Data lines:
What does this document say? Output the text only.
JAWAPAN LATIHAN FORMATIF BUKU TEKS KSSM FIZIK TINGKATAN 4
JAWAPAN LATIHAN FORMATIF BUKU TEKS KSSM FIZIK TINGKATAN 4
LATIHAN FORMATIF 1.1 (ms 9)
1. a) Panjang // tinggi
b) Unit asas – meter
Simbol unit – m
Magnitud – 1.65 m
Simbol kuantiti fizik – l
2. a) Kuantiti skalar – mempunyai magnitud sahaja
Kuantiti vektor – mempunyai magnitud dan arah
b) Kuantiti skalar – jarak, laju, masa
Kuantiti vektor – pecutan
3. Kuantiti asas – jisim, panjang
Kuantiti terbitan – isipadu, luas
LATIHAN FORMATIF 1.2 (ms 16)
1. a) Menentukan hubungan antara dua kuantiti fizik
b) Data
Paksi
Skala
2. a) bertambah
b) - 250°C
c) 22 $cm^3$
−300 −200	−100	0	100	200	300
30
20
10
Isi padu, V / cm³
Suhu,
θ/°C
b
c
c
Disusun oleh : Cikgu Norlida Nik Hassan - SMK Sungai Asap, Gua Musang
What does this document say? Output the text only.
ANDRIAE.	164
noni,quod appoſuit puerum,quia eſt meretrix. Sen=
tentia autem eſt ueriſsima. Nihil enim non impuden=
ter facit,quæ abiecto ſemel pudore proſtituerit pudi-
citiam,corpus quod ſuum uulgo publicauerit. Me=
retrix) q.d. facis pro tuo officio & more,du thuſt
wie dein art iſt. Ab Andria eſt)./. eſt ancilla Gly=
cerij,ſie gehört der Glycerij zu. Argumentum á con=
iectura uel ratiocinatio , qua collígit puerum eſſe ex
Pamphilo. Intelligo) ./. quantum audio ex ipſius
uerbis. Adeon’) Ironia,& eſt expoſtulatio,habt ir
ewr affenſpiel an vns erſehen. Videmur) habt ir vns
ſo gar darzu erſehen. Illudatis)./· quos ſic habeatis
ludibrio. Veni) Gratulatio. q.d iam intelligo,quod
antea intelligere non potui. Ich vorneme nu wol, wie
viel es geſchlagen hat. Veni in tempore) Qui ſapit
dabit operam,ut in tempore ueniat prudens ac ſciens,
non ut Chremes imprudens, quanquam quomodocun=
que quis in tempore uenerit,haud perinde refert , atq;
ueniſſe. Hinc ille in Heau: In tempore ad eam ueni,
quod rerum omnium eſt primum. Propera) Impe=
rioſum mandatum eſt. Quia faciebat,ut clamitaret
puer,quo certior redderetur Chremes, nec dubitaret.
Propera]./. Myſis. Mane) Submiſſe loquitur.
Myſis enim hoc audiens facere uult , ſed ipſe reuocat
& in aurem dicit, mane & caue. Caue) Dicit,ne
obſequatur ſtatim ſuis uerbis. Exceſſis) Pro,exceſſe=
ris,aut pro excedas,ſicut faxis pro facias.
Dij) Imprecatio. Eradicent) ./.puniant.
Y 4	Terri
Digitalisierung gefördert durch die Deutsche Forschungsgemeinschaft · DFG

Brief:
Return what is listed above, exactly and completely.

Exercise solution:
What does this document say? Output the text only.
JAWAPAN LATIHAN FORMATIF BUKU TEKS KSSM FIZIK TINGKATAN 4
JAWAPAN LATIHAN FORMATIF BUKU TEKS KSSM FIZIK TINGKATAN 4
LATIHAN FORMATIF 1.1 (ms 9)
1. a) Panjang // tinggi
b) Unit asas – meter
Simbol unit – m
Magnitud – 1.65 m
Simbol kuantiti fizik – l
2. a) Kuantiti skalar – mempunyai magnitud sahaja
Kuantiti vektor – mempunyai magnitud dan arah
b) Kuantiti skalar – jarak, laju, masa
Kuantiti vektor – pecutan
3. Kuantiti asas – jisim, panjang
Kuantiti terbitan – isipadu, luas
LATIHAN FORMATIF 1.2 (ms 16)
1. a) Menentukan hubungan antara dua kuantiti fizik
b) Data
Paksi
Skala
2. a) bertambah
b) - 250°C
c) 22 $cm^3$
−300 −200	−100	0	100	200	300
30
20
10
Isi padu, V / cm³
Suhu,
θ/°C
b
c
c
Disusun oleh : Cikgu Norlida Nik Hassan - SMK Sungai Asap, Gua Musang
What does this document say? Output the text only.
ANDRIAE.	164
noni,quod appoſuit puerum,quia eſt meretrix. Sen=
tentia autem eſt ueriſsima. Nihil enim non impuden=
ter facit,quæ abiecto ſemel pudore proſtituerit pudi-
citiam,corpus quod ſuum uulgo publicauerit. Me=
retrix) q.d. facis pro tuo officio & more,du thuſt
wie dein art iſt. Ab Andria eſt)./. eſt ancilla Gly=
cerij,ſie gehört der Glycerij zu. Argumentum á con=
iectura uel ratiocinatio , qua collígit puerum eſſe ex
Pamphilo. Intelligo) ./. quantum audio ex ipſius
uerbis. Adeon’) Ironia,& eſt expoſtulatio,habt ir
ewr affenſpiel an vns erſehen. Videmur) habt ir vns
ſo gar darzu erſehen. Illudatis)./· quos ſic habeatis
ludibrio. Veni) Gratulatio. q.d iam intelligo,quod
antea intelligere non potui. Ich vorneme nu wol, wie
viel es geſchlagen hat. Veni in tempore) Qui ſapit
dabit operam,ut in tempore ueniat prudens ac ſciens,
non ut Chremes imprudens, quanquam quomodocun=
que quis in tempore uenerit,haud perinde refert , atq;
ueniſſe. Hinc ille in Heau: In tempore ad eam ueni,
quod rerum omnium eſt primum. Propera) Impe=
rioſum mandatum eſt. Quia faciebat,ut clamitaret
puer,quo certior redderetur Chremes, nec dubitaret.
Propera]./. Myſis. Mane) Submiſſe loquitur.
Myſis enim hoc audiens facere uult , ſed ipſe reuocat
& in aurem dicit, mane & caue. Caue) Dicit,ne
obſequatur ſtatim ſuis uerbis. Exceſſis) Pro,exceſſe=
ris,aut pro excedas,ſicut faxis pro facias.
Dij) Imprecatio. Eradicent) ./.puniant.
Y 4	Terri
Digitalisierung gefördert durch die Deutsche Forschungsgemeinschaft · DFG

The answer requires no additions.